⟨

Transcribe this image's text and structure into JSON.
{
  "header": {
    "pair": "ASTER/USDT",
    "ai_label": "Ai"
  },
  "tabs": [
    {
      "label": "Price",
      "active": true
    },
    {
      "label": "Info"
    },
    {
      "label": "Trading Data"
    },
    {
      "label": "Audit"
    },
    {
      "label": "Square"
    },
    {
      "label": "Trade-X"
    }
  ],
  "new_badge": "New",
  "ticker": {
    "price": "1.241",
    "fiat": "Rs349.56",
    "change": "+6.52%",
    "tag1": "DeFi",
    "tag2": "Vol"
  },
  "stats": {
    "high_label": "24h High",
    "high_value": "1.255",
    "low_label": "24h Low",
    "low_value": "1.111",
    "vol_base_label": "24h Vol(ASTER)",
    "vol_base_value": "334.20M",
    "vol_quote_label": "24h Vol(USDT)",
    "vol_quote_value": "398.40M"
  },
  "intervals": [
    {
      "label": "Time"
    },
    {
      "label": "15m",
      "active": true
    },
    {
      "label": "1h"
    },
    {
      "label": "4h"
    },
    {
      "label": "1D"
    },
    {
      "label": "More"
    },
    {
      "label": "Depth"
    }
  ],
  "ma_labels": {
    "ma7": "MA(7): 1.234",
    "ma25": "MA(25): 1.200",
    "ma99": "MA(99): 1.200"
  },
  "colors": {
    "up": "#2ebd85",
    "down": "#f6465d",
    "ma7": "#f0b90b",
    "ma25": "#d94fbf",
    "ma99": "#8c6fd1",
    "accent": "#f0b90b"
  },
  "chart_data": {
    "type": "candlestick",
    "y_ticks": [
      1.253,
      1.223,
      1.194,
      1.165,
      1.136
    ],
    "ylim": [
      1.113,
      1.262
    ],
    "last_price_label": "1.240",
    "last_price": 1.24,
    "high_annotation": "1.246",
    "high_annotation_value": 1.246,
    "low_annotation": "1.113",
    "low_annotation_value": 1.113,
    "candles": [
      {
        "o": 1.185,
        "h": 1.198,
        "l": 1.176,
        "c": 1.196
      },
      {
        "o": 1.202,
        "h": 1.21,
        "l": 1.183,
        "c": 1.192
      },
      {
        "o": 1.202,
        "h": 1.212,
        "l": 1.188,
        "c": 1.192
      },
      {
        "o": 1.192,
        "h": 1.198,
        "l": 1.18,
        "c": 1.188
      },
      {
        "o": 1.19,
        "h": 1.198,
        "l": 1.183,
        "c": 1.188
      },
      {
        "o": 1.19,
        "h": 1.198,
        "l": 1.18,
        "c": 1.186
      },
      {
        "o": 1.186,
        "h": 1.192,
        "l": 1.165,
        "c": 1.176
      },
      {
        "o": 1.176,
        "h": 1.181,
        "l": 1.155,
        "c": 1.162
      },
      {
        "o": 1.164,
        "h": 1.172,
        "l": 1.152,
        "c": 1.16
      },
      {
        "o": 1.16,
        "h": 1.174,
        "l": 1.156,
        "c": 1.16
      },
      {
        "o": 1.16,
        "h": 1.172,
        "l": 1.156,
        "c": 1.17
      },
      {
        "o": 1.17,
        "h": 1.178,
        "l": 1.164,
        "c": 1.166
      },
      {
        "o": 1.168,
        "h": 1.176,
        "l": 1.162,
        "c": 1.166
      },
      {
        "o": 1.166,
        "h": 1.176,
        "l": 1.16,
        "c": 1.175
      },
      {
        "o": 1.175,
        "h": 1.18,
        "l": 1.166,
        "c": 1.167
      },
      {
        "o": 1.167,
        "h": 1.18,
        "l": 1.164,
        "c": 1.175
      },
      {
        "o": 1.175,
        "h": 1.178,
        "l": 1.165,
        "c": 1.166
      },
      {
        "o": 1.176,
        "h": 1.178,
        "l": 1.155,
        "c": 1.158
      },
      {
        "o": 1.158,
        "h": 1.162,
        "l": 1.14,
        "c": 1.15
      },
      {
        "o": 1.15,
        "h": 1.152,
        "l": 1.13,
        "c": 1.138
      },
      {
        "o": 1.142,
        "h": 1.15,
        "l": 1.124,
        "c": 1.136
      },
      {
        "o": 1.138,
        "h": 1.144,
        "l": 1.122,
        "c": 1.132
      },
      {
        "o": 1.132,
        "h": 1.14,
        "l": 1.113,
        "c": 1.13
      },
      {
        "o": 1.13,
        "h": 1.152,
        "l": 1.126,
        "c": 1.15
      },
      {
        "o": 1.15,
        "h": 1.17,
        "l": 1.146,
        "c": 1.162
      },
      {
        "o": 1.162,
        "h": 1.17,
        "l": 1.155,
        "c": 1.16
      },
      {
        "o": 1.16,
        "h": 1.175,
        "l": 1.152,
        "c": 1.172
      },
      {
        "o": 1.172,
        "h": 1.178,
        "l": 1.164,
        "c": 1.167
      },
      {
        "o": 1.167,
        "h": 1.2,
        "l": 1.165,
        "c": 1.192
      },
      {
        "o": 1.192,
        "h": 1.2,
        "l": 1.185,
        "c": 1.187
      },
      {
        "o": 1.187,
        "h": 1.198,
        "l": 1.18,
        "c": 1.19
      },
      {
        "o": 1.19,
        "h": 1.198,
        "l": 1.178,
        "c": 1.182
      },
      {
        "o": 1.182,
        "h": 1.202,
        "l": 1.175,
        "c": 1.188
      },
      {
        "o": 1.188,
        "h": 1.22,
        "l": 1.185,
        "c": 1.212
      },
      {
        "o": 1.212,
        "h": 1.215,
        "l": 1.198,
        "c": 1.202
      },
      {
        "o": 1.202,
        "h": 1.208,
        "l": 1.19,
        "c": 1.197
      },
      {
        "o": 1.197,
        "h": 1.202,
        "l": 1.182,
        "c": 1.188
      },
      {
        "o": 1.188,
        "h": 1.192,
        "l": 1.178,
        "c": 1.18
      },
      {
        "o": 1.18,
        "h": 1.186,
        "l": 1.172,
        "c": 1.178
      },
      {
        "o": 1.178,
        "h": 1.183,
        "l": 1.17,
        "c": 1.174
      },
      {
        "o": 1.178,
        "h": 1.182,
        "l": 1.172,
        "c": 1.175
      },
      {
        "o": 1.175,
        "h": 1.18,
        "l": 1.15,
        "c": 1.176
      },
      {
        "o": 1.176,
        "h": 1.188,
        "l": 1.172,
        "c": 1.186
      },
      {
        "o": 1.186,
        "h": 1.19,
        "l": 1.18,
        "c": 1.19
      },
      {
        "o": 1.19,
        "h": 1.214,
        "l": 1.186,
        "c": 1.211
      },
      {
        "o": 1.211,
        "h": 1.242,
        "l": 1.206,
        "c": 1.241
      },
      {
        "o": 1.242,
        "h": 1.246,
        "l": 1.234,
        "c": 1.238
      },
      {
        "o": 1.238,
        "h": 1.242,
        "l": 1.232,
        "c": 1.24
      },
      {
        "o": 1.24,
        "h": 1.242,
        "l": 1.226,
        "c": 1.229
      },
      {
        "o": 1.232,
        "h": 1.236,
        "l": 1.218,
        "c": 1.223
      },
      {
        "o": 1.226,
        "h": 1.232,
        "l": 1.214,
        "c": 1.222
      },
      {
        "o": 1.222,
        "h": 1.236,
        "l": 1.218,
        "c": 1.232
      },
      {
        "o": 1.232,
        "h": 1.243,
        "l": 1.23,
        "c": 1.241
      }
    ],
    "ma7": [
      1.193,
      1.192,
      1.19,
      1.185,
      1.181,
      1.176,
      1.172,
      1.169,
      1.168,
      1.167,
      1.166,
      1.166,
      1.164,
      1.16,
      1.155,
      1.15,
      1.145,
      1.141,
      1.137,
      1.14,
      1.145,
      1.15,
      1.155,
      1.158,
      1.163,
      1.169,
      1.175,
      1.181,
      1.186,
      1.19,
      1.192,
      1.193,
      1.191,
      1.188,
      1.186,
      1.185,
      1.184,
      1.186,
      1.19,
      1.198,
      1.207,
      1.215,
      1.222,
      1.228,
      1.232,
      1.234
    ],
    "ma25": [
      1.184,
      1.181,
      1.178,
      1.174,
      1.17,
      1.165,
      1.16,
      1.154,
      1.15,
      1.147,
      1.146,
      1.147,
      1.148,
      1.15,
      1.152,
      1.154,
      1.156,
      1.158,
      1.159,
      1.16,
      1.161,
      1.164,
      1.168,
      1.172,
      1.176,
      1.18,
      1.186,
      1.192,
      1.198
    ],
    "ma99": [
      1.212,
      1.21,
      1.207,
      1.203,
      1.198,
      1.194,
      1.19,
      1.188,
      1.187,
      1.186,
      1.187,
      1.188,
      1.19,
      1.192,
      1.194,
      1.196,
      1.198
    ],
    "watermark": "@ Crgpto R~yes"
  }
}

⟩

WORK REQUIRED >>
Report how many lines in these entries contain "USDT". Answer with the number only.

SOLUTION FOR THIS EXERCISE >>
2